TASK DATA:
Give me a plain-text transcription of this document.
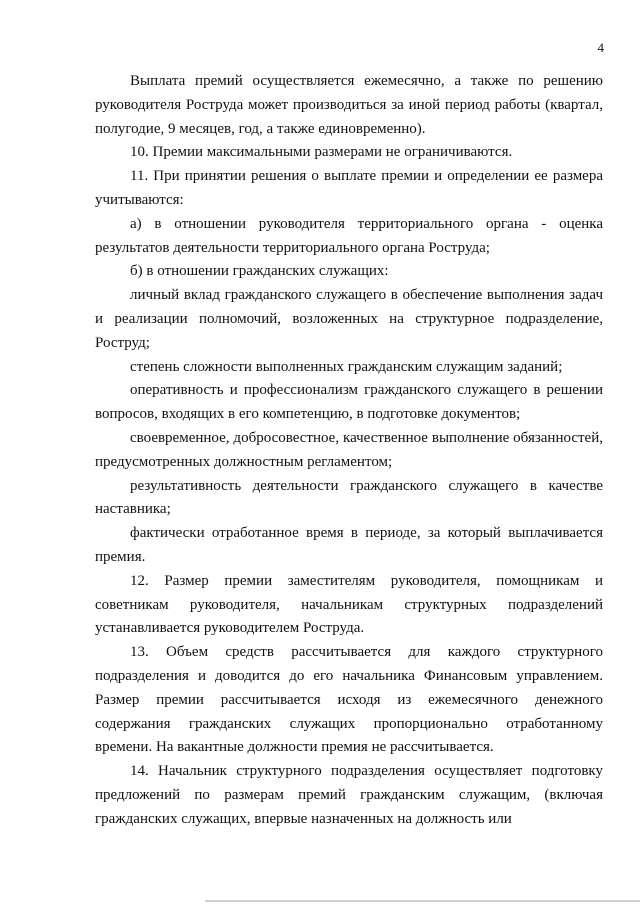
4

Выплата премий осуществляется ежемесячно, а также по решению руководителя Роструда может производиться за иной период работы (квартал, полугодие, 9 месяцев, год, а также единовременно).

10. Премии максимальными размерами не ограничиваются.

11. При принятии решения о выплате премии и определении ее размера учитываются:

а) в отношении руководителя территориального органа - оценка результатов деятельности территориального органа Роструда;

б) в отношении гражданских служащих:

личный вклад гражданского служащего в обеспечение выполнения задач и реализации полномочий, возложенных на структурное подразделение, Роструд;

степень сложности выполненных гражданским служащим заданий;

оперативность и профессионализм гражданского служащего в решении вопросов, входящих в его компетенцию, в подготовке документов;

своевременное, добросовестное, качественное выполнение обязанностей, предусмотренных должностным регламентом;

результативность деятельности гражданского служащего в качестве наставника;

фактически отработанное время в периоде, за который выплачивается премия.

12. Размер премии заместителям руководителя, помощникам и советникам руководителя, начальникам структурных подразделений устанавливается руководителем Роструда.

13. Объем средств рассчитывается для каждого структурного подразделения и доводится до его начальника Финансовым управлением. Размер премии рассчитывается исходя из ежемесячного денежного содержания гражданских служащих пропорционально отработанному времени. На вакантные должности премия не рассчитывается.

14. Начальник структурного подразделения осуществляет подготовку предложений по размерам премий гражданским служащим, (включая гражданских служащих, впервые назначенных на должность или
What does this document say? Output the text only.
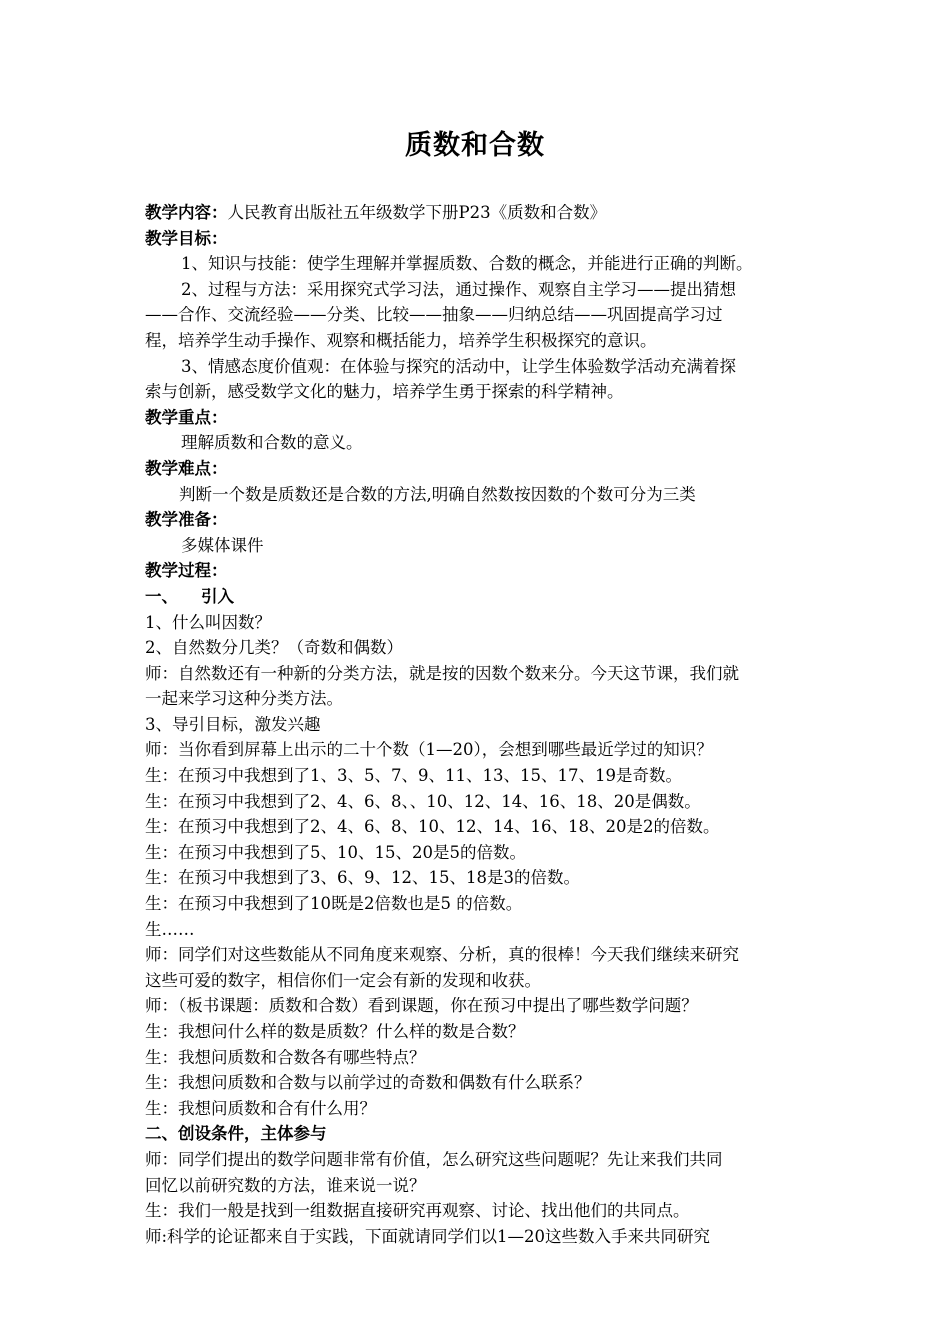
质数和合数
教学内容：人民教育出版社五年级数学下册P23《质数和合数》
教学目标：
1、知识与技能：使学生理解并掌握质数、合数的概念，并能进行正确的判断。
2、过程与方法：采用探究式学习法，通过操作、观察自主学习——提出猜想
——合作、交流经验——分类、比较——抽象——归纳总结——巩固提高学习过
程，培养学生动手操作、观察和概括能力，培养学生积极探究的意识。
3、情感态度价值观：在体验与探究的活动中，让学生体验数学活动充满着探
索与创新，感受数学文化的魅力，培养学生勇于探索的科学精神。
教学重点：
理解质数和合数的意义。
教学难点：
判断一个数是质数还是合数的方法,明确自然数按因数的个数可分为三类
教学准备：
多媒体课件
教学过程：
一、    引入
1、什么叫因数？
2、自然数分几类？（奇数和偶数）
师：自然数还有一种新的分类方法，就是按的因数个数来分。今天这节课，我们就
一起来学习这种分类方法。
3、导引目标，激发兴趣
师：当你看到屏幕上出示的二十个数（1—20），会想到哪些最近学过的知识？
生：在预习中我想到了1、3、5、7、9、11、13、15、17、19是奇数。
生：在预习中我想到了2、4、6、8、、10、12、14、16、18、20是偶数。
生：在预习中我想到了2、4、6、8、10、12、14、16、18、20是2的倍数。
生：在预习中我想到了5、10、15、20是5的倍数。
生：在预习中我想到了3、6、9、12、15、18是3的倍数。
生：在预习中我想到了10既是2倍数也是5 的倍数。
生……
师：同学们对这些数能从不同角度来观察、分析，真的很棒！今天我们继续来研究
这些可爱的数字，相信你们一定会有新的发现和收获。
师：（板书课题：质数和合数）看到课题，你在预习中提出了哪些数学问题？
生：我想问什么样的数是质数？什么样的数是合数？
生：我想问质数和合数各有哪些特点？
生：我想问质数和合数与以前学过的奇数和偶数有什么联系？
生：我想问质数和合有什么用？
二、创设条件，主体参与
师：同学们提出的数学问题非常有价值，怎么研究这些问题呢？先让来我们共同
回忆以前研究数的方法，谁来说一说？
生：我们一般是找到一组数据直接研究再观察、讨论、找出他们的共同点。
师:科学的论证都来自于实践，下面就请同学们以1—20这些数入手来共同研究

WRITTEN INSTRUCTION:
Look for the word "this" and return every line where it occurs.

WRITTEN SOLUTION:
Give me a plain-text transcription of this document.
What does this document say? Output the text only.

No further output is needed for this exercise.